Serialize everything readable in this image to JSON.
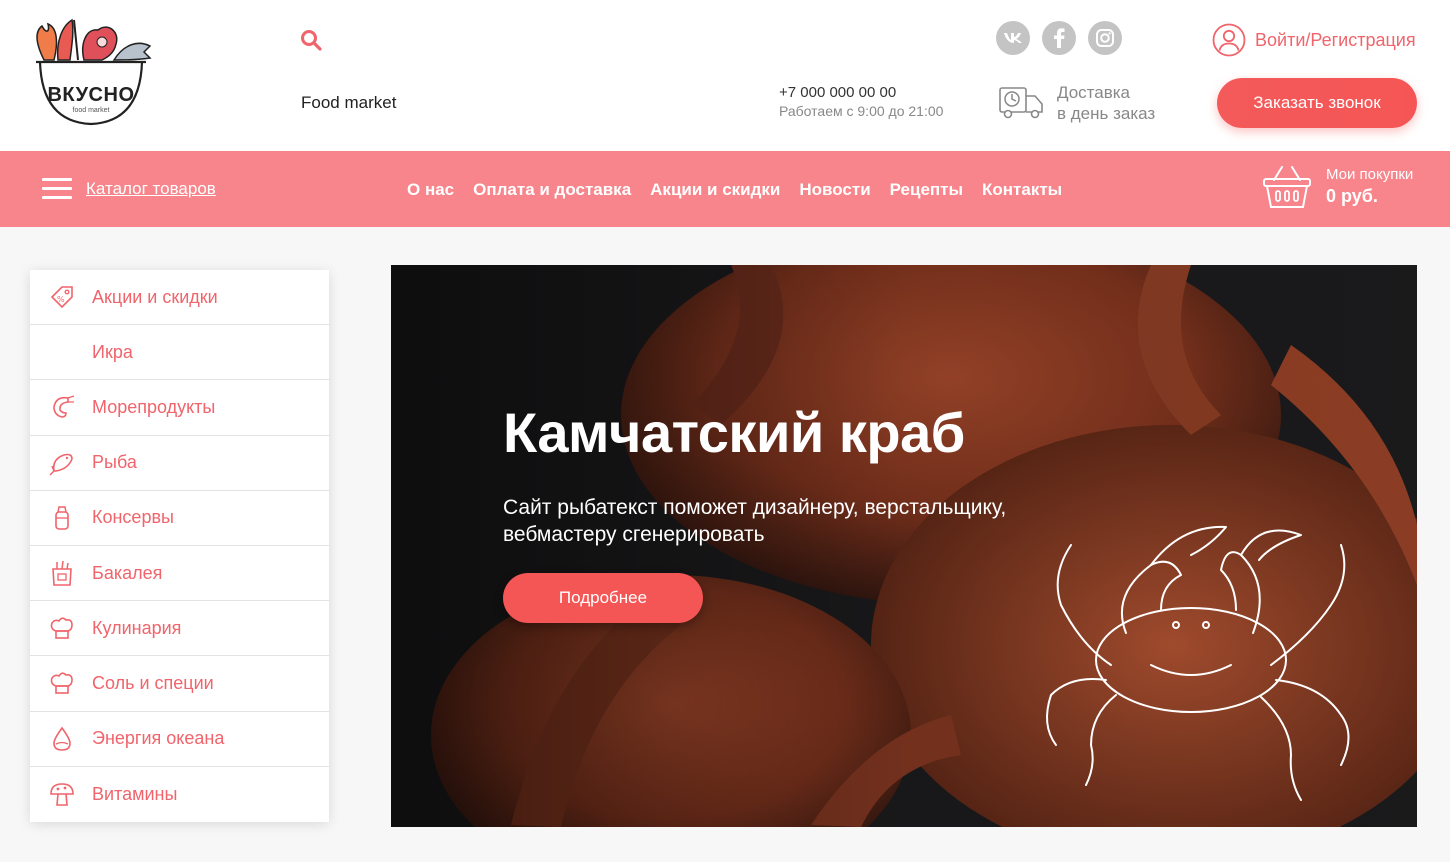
{
  "brand": {
    "logo_text": "ВКУСНО",
    "logo_sub": "food market",
    "site_name": "Food market"
  },
  "header": {
    "phone": "+7 000 000 00 00",
    "hours": "Работаем с 9:00 до 21:00",
    "delivery_line1": "Доставка",
    "delivery_line2": "в день заказ",
    "login_label": "Войти/Регистрация",
    "call_button": "Заказать звонок",
    "socials": [
      "vk-icon",
      "facebook-icon",
      "instagram-icon"
    ]
  },
  "nav": {
    "catalog_label": "Каталог товаров",
    "menu": [
      "О нас",
      "Оплата и доставка",
      "Акции и скидки",
      "Новости",
      "Рецепты",
      "Контакты"
    ],
    "cart_label": "Мои покупки",
    "cart_sum": "0 руб."
  },
  "sidebar": {
    "items": [
      {
        "label": "Акции и скидки",
        "icon": "discount-tag-icon"
      },
      {
        "label": "Икра",
        "icon": ""
      },
      {
        "label": "Морепродукты",
        "icon": "shrimp-icon"
      },
      {
        "label": "Рыба",
        "icon": "fish-icon"
      },
      {
        "label": "Консервы",
        "icon": "can-icon"
      },
      {
        "label": "Бакалея",
        "icon": "grocery-bag-icon"
      },
      {
        "label": "Кулинария",
        "icon": "chef-hat-icon"
      },
      {
        "label": "Соль и специи",
        "icon": "chef-hat-icon"
      },
      {
        "label": "Энергия океана",
        "icon": "drop-icon"
      },
      {
        "label": "Витамины",
        "icon": "mushroom-icon"
      }
    ]
  },
  "hero": {
    "title": "Камчатский краб",
    "subtitle": "Сайт рыбатекст поможет дизайнеру, верстальщику, вебмастеру сгенерировать",
    "button": "Подробнее"
  },
  "colors": {
    "accent": "#f0646b",
    "nav_bg": "#f7858b",
    "button": "#f45555"
  }
}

◆ Your instructions: Leave out the pictures and reproduce the rest of the listing exactly.

◆ Complete output:
Serialize everything readable in this image to JSON.
{
  "brand": {
    "logo_text": "ВКУСНО",
    "logo_sub": "food market",
    "site_name": "Food market"
  },
  "header": {
    "phone": "+7 000 000 00 00",
    "hours": "Работаем с 9:00 до 21:00",
    "delivery_line1": "Доставка",
    "delivery_line2": "в день заказ",
    "login_label": "Войти/Регистрация",
    "call_button": "Заказать звонок",
    "socials": [
      "vk-icon",
      "facebook-icon",
      "instagram-icon"
    ]
  },
  "nav": {
    "catalog_label": "Каталог товаров",
    "menu": [
      "О нас",
      "Оплата и доставка",
      "Акции и скидки",
      "Новости",
      "Рецепты",
      "Контакты"
    ],
    "cart_label": "Мои покупки",
    "cart_sum": "0 руб."
  },
  "sidebar": {
    "items": [
      {
        "label": "Акции и скидки",
        "icon": "discount-tag-icon"
      },
      {
        "label": "Икра",
        "icon": ""
      },
      {
        "label": "Морепродукты",
        "icon": "shrimp-icon"
      },
      {
        "label": "Рыба",
        "icon": "fish-icon"
      },
      {
        "label": "Консервы",
        "icon": "can-icon"
      },
      {
        "label": "Бакалея",
        "icon": "grocery-bag-icon"
      },
      {
        "label": "Кулинария",
        "icon": "chef-hat-icon"
      },
      {
        "label": "Соль и специи",
        "icon": "chef-hat-icon"
      },
      {
        "label": "Энергия океана",
        "icon": "drop-icon"
      },
      {
        "label": "Витамины",
        "icon": "mushroom-icon"
      }
    ]
  },
  "hero": {
    "title": "Камчатский краб",
    "subtitle": "Сайт рыбатекст поможет дизайнеру, верстальщику, вебмастеру сгенерировать",
    "button": "Подробнее"
  },
  "colors": {
    "accent": "#f0646b",
    "nav_bg": "#f7858b",
    "button": "#f45555"
  }
}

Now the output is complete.